What is needed –
With the pictures omitted, write out the entries that follow exactly as they stand.
— begin Data rows —
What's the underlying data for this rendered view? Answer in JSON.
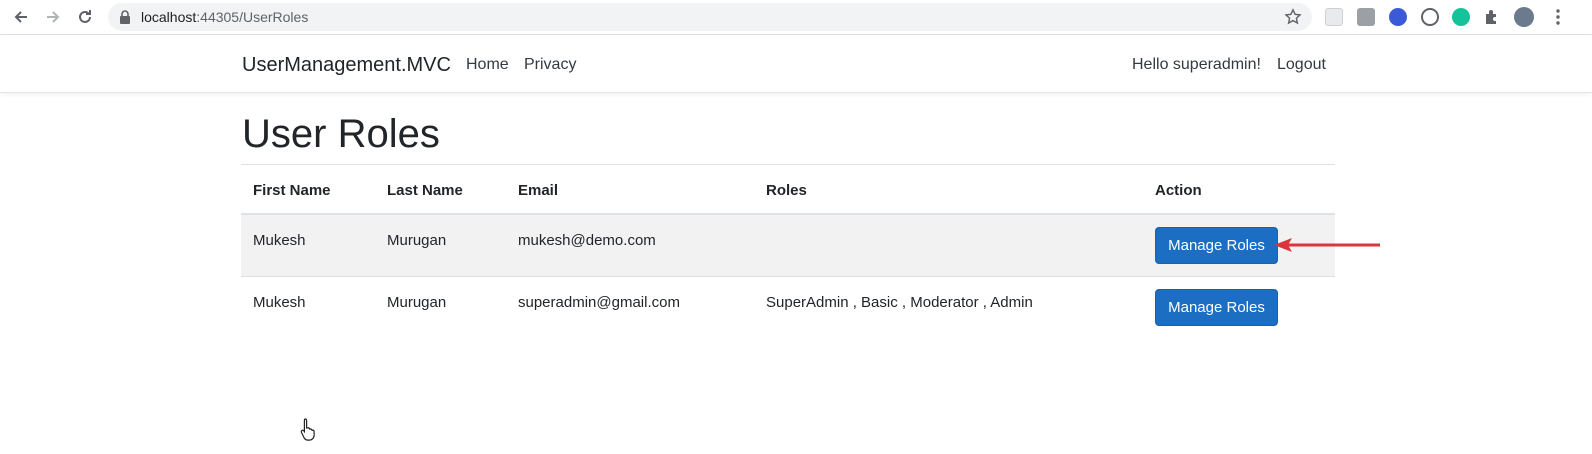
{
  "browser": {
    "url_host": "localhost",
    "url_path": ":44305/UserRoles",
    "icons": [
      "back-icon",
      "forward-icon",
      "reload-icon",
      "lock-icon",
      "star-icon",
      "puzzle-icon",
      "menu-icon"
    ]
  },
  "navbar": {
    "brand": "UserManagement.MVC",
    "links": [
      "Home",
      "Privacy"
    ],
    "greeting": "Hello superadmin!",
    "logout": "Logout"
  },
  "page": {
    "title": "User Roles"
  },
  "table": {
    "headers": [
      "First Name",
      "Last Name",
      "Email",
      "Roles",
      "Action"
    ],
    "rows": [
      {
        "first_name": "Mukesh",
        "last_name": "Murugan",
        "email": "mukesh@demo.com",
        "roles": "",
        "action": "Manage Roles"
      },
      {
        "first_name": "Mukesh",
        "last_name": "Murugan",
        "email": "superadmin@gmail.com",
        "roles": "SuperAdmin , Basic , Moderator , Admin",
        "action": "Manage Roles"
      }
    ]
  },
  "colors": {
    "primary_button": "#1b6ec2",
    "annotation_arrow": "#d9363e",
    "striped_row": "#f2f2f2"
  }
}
— end Data rows —
Solution for this problem –
What's the underlying data for this rendered view? Answer in JSON.
{
  "browser": {
    "url_host": "localhost",
    "url_path": ":44305/UserRoles",
    "icons": [
      "back-icon",
      "forward-icon",
      "reload-icon",
      "lock-icon",
      "star-icon",
      "puzzle-icon",
      "menu-icon"
    ]
  },
  "navbar": {
    "brand": "UserManagement.MVC",
    "links": [
      "Home",
      "Privacy"
    ],
    "greeting": "Hello superadmin!",
    "logout": "Logout"
  },
  "page": {
    "title": "User Roles"
  },
  "table": {
    "headers": [
      "First Name",
      "Last Name",
      "Email",
      "Roles",
      "Action"
    ],
    "rows": [
      {
        "first_name": "Mukesh",
        "last_name": "Murugan",
        "email": "mukesh@demo.com",
        "roles": "",
        "action": "Manage Roles"
      },
      {
        "first_name": "Mukesh",
        "last_name": "Murugan",
        "email": "superadmin@gmail.com",
        "roles": "SuperAdmin , Basic , Moderator , Admin",
        "action": "Manage Roles"
      }
    ]
  },
  "colors": {
    "primary_button": "#1b6ec2",
    "annotation_arrow": "#d9363e",
    "striped_row": "#f2f2f2"
  }
}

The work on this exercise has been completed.